→ **GIVEN TASK**: Will you transcribe the entries that follow, exactly and in full?

→ **LISTED ENTRIES**:

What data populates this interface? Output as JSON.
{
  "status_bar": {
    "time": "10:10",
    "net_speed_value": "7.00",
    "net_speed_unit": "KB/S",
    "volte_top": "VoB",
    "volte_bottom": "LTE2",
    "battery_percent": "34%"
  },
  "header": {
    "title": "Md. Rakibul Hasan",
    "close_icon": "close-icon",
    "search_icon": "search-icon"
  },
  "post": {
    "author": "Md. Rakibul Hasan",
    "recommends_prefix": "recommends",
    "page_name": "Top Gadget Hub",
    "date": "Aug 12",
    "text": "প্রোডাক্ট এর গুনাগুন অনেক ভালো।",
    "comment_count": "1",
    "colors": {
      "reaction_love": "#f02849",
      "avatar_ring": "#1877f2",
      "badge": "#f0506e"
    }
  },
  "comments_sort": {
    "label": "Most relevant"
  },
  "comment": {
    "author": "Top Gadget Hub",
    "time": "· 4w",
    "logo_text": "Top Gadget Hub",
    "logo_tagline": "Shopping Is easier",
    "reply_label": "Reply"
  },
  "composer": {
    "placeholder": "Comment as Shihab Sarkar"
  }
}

→ **THE COMPLETED TASK**:
What data populates this interface? Output as JSON.
{
  "status_bar": {
    "time": "10:10",
    "net_speed_value": "7.00",
    "net_speed_unit": "KB/S",
    "volte_top": "VoB",
    "volte_bottom": "LTE2",
    "battery_percent": "34%"
  },
  "header": {
    "title": "Md. Rakibul Hasan",
    "close_icon": "close-icon",
    "search_icon": "search-icon"
  },
  "post": {
    "author": "Md. Rakibul Hasan",
    "recommends_prefix": "recommends",
    "page_name": "Top Gadget Hub",
    "date": "Aug 12",
    "text": "প্রোডাক্ট এর গুনাগুন অনেক ভালো।",
    "comment_count": "1",
    "colors": {
      "reaction_love": "#f02849",
      "avatar_ring": "#1877f2",
      "badge": "#f0506e"
    }
  },
  "comments_sort": {
    "label": "Most relevant"
  },
  "comment": {
    "author": "Top Gadget Hub",
    "time": "· 4w",
    "logo_text": "Top Gadget Hub",
    "logo_tagline": "Shopping Is easier",
    "reply_label": "Reply"
  },
  "composer": {
    "placeholder": "Comment as Shihab Sarkar"
  }
}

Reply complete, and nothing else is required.